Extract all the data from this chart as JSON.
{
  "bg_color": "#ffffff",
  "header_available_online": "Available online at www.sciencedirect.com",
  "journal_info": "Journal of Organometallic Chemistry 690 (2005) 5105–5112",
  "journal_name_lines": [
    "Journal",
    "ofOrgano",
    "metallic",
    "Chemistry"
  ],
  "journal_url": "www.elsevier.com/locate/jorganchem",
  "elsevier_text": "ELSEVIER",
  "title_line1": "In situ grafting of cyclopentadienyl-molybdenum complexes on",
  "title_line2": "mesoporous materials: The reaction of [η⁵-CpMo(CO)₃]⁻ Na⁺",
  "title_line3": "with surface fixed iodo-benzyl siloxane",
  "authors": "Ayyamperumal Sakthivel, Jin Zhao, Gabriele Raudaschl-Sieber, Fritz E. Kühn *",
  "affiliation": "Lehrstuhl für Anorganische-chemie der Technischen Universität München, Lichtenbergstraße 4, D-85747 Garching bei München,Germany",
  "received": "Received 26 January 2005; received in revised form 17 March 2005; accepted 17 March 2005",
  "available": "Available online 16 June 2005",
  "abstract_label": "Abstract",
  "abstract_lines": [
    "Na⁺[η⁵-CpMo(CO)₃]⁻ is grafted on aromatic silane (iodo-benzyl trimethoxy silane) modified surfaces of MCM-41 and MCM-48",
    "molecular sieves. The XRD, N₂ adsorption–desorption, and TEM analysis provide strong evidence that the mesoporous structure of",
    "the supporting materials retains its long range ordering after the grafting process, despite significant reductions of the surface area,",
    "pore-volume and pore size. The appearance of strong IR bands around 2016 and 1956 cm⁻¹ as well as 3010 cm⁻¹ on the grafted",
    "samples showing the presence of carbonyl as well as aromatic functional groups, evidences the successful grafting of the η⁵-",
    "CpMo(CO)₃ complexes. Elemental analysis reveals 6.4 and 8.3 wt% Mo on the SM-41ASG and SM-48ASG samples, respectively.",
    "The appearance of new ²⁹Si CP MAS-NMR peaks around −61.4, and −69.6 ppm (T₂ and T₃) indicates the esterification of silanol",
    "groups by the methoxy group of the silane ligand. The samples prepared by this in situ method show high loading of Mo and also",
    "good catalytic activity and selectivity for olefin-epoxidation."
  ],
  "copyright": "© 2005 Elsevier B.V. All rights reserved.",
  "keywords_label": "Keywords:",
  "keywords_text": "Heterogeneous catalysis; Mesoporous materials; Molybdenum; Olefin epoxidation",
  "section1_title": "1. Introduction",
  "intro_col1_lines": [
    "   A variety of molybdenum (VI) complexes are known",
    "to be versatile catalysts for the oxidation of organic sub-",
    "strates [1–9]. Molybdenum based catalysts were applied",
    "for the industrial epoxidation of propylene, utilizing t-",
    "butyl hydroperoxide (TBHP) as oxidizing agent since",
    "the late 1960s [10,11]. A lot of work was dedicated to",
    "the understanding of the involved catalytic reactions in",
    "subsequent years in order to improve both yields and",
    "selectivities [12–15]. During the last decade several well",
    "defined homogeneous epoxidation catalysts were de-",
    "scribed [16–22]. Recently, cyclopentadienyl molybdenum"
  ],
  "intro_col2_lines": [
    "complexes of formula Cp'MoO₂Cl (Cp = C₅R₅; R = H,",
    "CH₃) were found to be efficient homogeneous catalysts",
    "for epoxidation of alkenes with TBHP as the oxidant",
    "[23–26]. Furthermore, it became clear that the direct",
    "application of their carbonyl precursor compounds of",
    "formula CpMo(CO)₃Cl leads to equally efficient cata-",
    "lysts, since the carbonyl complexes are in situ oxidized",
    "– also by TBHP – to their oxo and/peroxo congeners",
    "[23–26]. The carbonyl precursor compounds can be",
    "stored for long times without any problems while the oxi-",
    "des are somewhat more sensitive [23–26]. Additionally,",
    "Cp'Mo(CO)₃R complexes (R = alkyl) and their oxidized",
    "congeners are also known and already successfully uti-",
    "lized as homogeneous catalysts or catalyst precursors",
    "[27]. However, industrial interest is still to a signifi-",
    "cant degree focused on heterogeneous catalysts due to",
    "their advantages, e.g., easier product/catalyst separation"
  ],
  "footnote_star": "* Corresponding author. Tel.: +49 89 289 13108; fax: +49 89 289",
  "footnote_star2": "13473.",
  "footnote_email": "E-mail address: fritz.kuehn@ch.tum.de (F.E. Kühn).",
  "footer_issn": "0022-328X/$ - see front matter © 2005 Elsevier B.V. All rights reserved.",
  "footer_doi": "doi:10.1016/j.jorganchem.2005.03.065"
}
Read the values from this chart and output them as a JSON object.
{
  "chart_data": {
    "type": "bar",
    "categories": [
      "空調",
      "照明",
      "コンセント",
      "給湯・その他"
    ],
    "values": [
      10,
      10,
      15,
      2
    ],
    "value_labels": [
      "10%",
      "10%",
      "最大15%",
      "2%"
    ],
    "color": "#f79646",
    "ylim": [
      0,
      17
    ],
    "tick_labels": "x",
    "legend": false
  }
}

» **Do this**
Return the listing above word for word.

» **Task response**
Extract all the data from this chart as JSON.
{
  "bg_color": "#ffffff",
  "header_available_online": "Available online at www.sciencedirect.com",
  "journal_info": "Journal of Organometallic Chemistry 690 (2005) 5105–5112",
  "journal_name_lines": [
    "Journal",
    "ofOrgano",
    "metallic",
    "Chemistry"
  ],
  "journal_url": "www.elsevier.com/locate/jorganchem",
  "elsevier_text": "ELSEVIER",
  "title_line1": "In situ grafting of cyclopentadienyl-molybdenum complexes on",
  "title_line2": "mesoporous materials: The reaction of [η⁵-CpMo(CO)₃]⁻ Na⁺",
  "title_line3": "with surface fixed iodo-benzyl siloxane",
  "authors": "Ayyamperumal Sakthivel, Jin Zhao, Gabriele Raudaschl-Sieber, Fritz E. Kühn *",
  "affiliation": "Lehrstuhl für Anorganische-chemie der Technischen Universität München, Lichtenbergstraße 4, D-85747 Garching bei München,Germany",
  "received": "Received 26 January 2005; received in revised form 17 March 2005; accepted 17 March 2005",
  "available": "Available online 16 June 2005",
  "abstract_label": "Abstract",
  "abstract_lines": [
    "Na⁺[η⁵-CpMo(CO)₃]⁻ is grafted on aromatic silane (iodo-benzyl trimethoxy silane) modified surfaces of MCM-41 and MCM-48",
    "molecular sieves. The XRD, N₂ adsorption–desorption, and TEM analysis provide strong evidence that the mesoporous structure of",
    "the supporting materials retains its long range ordering after the grafting process, despite significant reductions of the surface area,",
    "pore-volume and pore size. The appearance of strong IR bands around 2016 and 1956 cm⁻¹ as well as 3010 cm⁻¹ on the grafted",
    "samples showing the presence of carbonyl as well as aromatic functional groups, evidences the successful grafting of the η⁵-",
    "CpMo(CO)₃ complexes. Elemental analysis reveals 6.4 and 8.3 wt% Mo on the SM-41ASG and SM-48ASG samples, respectively.",
    "The appearance of new ²⁹Si CP MAS-NMR peaks around −61.4, and −69.6 ppm (T₂ and T₃) indicates the esterification of silanol",
    "groups by the methoxy group of the silane ligand. The samples prepared by this in situ method show high loading of Mo and also",
    "good catalytic activity and selectivity for olefin-epoxidation."
  ],
  "copyright": "© 2005 Elsevier B.V. All rights reserved.",
  "keywords_label": "Keywords:",
  "keywords_text": "Heterogeneous catalysis; Mesoporous materials; Molybdenum; Olefin epoxidation",
  "section1_title": "1. Introduction",
  "intro_col1_lines": [
    "   A variety of molybdenum (VI) complexes are known",
    "to be versatile catalysts for the oxidation of organic sub-",
    "strates [1–9]. Molybdenum based catalysts were applied",
    "for the industrial epoxidation of propylene, utilizing t-",
    "butyl hydroperoxide (TBHP) as oxidizing agent since",
    "the late 1960s [10,11]. A lot of work was dedicated to",
    "the understanding of the involved catalytic reactions in",
    "subsequent years in order to improve both yields and",
    "selectivities [12–15]. During the last decade several well",
    "defined homogeneous epoxidation catalysts were de-",
    "scribed [16–22]. Recently, cyclopentadienyl molybdenum"
  ],
  "intro_col2_lines": [
    "complexes of formula Cp'MoO₂Cl (Cp = C₅R₅; R = H,",
    "CH₃) were found to be efficient homogeneous catalysts",
    "for epoxidation of alkenes with TBHP as the oxidant",
    "[23–26]. Furthermore, it became clear that the direct",
    "application of their carbonyl precursor compounds of",
    "formula CpMo(CO)₃Cl leads to equally efficient cata-",
    "lysts, since the carbonyl complexes are in situ oxidized",
    "– also by TBHP – to their oxo and/peroxo congeners",
    "[23–26]. The carbonyl precursor compounds can be",
    "stored for long times without any problems while the oxi-",
    "des are somewhat more sensitive [23–26]. Additionally,",
    "Cp'Mo(CO)₃R complexes (R = alkyl) and their oxidized",
    "congeners are also known and already successfully uti-",
    "lized as homogeneous catalysts or catalyst precursors",
    "[27]. However, industrial interest is still to a signifi-",
    "cant degree focused on heterogeneous catalysts due to",
    "their advantages, e.g., easier product/catalyst separation"
  ],
  "footnote_star": "* Corresponding author. Tel.: +49 89 289 13108; fax: +49 89 289",
  "footnote_star2": "13473.",
  "footnote_email": "E-mail address: fritz.kuehn@ch.tum.de (F.E. Kühn).",
  "footer_issn": "0022-328X/$ - see front matter © 2005 Elsevier B.V. All rights reserved.",
  "footer_doi": "doi:10.1016/j.jorganchem.2005.03.065"
}
Read the values from this chart and output them as a JSON object.
{
  "chart_data": {
    "type": "bar",
    "categories": [
      "空調",
      "照明",
      "コンセント",
      "給湯・その他"
    ],
    "values": [
      10,
      10,
      15,
      2
    ],
    "value_labels": [
      "10%",
      "10%",
      "最大15%",
      "2%"
    ],
    "color": "#f79646",
    "ylim": [
      0,
      17
    ],
    "tick_labels": "x",
    "legend": false
  }
}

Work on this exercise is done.